§ **EXERCISE INPUT**:
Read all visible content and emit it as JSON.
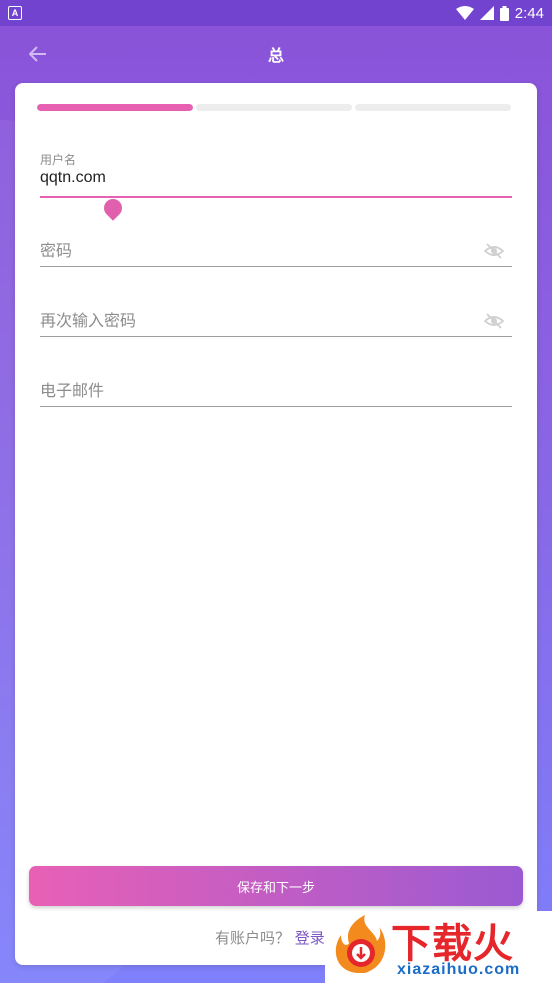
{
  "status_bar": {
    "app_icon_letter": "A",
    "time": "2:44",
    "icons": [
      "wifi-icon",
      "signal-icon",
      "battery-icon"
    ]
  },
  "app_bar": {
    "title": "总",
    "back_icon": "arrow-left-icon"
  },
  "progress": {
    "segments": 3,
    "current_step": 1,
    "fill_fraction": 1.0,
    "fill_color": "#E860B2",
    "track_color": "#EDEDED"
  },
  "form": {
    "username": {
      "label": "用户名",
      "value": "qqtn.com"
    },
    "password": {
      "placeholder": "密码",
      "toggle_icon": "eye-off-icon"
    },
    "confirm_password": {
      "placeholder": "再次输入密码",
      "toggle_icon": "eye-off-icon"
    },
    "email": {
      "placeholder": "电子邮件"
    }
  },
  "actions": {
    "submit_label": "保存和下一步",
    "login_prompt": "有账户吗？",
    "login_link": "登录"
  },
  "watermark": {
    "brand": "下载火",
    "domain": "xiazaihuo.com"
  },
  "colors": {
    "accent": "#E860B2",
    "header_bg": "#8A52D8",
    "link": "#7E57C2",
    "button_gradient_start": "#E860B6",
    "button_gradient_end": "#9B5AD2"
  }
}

§ **AIM OF THE EXERCISE**: Leaving all pictures aside, quote each record exactly.

§ **COMPLETED TASK**:
Read all visible content and emit it as JSON.
{
  "status_bar": {
    "app_icon_letter": "A",
    "time": "2:44",
    "icons": [
      "wifi-icon",
      "signal-icon",
      "battery-icon"
    ]
  },
  "app_bar": {
    "title": "总",
    "back_icon": "arrow-left-icon"
  },
  "progress": {
    "segments": 3,
    "current_step": 1,
    "fill_fraction": 1.0,
    "fill_color": "#E860B2",
    "track_color": "#EDEDED"
  },
  "form": {
    "username": {
      "label": "用户名",
      "value": "qqtn.com"
    },
    "password": {
      "placeholder": "密码",
      "toggle_icon": "eye-off-icon"
    },
    "confirm_password": {
      "placeholder": "再次输入密码",
      "toggle_icon": "eye-off-icon"
    },
    "email": {
      "placeholder": "电子邮件"
    }
  },
  "actions": {
    "submit_label": "保存和下一步",
    "login_prompt": "有账户吗？",
    "login_link": "登录"
  },
  "watermark": {
    "brand": "下载火",
    "domain": "xiazaihuo.com"
  },
  "colors": {
    "accent": "#E860B2",
    "header_bg": "#8A52D8",
    "link": "#7E57C2",
    "button_gradient_start": "#E860B6",
    "button_gradient_end": "#9B5AD2"
  }
}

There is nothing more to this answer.